Problem to solve: Take each line that has the word "from" and return it.

Data supplied:
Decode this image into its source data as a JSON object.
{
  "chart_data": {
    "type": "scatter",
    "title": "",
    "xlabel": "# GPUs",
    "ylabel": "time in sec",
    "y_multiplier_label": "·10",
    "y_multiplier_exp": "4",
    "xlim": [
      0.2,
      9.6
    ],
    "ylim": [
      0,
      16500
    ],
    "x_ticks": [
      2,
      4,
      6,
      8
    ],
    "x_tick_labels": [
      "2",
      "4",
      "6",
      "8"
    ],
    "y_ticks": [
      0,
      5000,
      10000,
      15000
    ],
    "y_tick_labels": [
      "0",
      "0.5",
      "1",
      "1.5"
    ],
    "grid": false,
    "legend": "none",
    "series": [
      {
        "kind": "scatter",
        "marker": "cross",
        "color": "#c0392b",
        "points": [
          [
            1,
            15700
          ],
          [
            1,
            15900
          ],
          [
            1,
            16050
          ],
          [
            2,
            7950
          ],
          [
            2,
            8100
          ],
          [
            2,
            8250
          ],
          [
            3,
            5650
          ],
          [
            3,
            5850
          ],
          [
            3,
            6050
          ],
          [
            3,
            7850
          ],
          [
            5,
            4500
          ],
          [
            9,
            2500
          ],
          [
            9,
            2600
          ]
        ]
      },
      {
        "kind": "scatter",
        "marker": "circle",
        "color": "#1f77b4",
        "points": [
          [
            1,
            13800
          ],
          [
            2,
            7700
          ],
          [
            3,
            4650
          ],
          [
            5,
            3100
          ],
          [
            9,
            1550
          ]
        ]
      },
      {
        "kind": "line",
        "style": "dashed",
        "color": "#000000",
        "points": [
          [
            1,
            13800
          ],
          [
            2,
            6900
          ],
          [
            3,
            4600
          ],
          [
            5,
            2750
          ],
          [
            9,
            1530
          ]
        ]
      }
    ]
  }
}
* * *
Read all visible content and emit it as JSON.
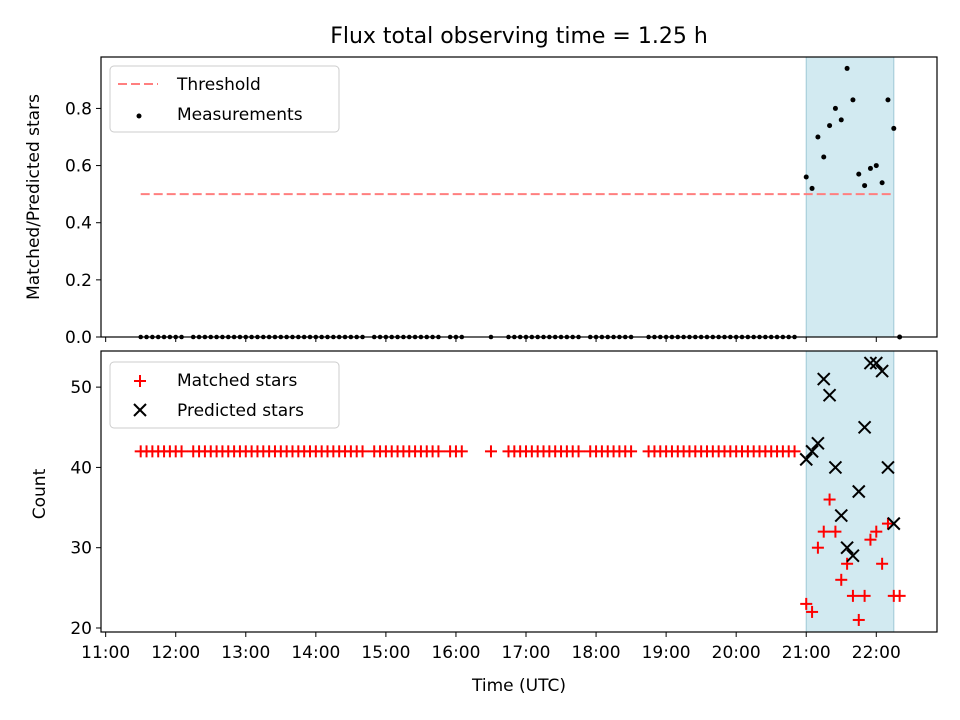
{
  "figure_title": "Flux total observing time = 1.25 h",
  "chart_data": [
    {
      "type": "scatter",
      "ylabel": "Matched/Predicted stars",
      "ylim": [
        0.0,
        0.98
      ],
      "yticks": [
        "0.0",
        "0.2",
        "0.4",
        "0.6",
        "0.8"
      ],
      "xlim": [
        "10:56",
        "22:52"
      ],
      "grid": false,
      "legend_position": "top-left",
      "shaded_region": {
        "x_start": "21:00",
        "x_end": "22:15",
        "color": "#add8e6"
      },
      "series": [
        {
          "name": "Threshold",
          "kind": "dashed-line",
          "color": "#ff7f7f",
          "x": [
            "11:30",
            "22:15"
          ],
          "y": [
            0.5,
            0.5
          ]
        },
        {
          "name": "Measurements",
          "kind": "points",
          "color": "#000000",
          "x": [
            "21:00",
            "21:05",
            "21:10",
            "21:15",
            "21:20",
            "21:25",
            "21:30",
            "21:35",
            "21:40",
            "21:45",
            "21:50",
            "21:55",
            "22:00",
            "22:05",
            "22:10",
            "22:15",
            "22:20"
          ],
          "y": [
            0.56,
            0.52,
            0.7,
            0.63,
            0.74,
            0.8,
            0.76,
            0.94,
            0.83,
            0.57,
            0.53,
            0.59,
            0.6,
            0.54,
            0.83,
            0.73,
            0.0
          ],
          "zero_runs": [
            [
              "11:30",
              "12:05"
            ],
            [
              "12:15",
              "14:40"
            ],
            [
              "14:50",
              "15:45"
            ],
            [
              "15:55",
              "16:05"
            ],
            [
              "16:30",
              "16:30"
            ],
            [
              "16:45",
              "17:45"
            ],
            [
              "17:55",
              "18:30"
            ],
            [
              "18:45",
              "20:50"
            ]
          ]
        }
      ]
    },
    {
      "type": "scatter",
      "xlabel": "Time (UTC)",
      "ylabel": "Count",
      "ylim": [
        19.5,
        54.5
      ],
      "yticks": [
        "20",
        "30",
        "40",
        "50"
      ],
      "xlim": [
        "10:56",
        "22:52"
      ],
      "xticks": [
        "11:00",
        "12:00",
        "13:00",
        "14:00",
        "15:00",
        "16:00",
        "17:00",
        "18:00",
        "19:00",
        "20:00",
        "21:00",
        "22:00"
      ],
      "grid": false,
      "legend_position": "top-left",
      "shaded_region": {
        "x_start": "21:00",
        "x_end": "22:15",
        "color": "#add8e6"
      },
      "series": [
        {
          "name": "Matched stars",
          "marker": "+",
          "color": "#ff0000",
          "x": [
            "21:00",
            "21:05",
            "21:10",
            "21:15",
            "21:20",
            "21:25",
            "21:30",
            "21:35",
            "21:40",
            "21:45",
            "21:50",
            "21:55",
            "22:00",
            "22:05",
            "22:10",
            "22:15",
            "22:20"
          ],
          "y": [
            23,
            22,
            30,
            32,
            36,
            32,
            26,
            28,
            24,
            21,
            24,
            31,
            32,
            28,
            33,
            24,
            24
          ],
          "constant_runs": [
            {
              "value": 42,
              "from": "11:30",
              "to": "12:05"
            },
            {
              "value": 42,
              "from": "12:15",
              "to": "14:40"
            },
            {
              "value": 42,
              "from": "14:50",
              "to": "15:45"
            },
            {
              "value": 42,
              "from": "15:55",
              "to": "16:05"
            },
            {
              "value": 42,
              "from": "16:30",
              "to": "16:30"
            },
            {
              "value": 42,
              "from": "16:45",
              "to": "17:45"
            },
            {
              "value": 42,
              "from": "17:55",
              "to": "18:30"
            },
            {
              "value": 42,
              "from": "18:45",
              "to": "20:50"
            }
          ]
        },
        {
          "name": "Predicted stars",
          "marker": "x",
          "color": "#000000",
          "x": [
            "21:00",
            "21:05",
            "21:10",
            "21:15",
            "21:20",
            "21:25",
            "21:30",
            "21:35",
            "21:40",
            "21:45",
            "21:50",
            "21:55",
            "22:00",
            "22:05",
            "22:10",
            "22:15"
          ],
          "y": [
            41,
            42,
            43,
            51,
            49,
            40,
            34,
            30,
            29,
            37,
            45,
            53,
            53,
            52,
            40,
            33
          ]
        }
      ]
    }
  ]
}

Task response:
              "from": "11:30",
              "from": "12:15",
              "from": "14:50",
              "from": "15:55",
              "from": "16:30",
              "from": "16:45",
              "from": "17:55",
              "from": "18:45",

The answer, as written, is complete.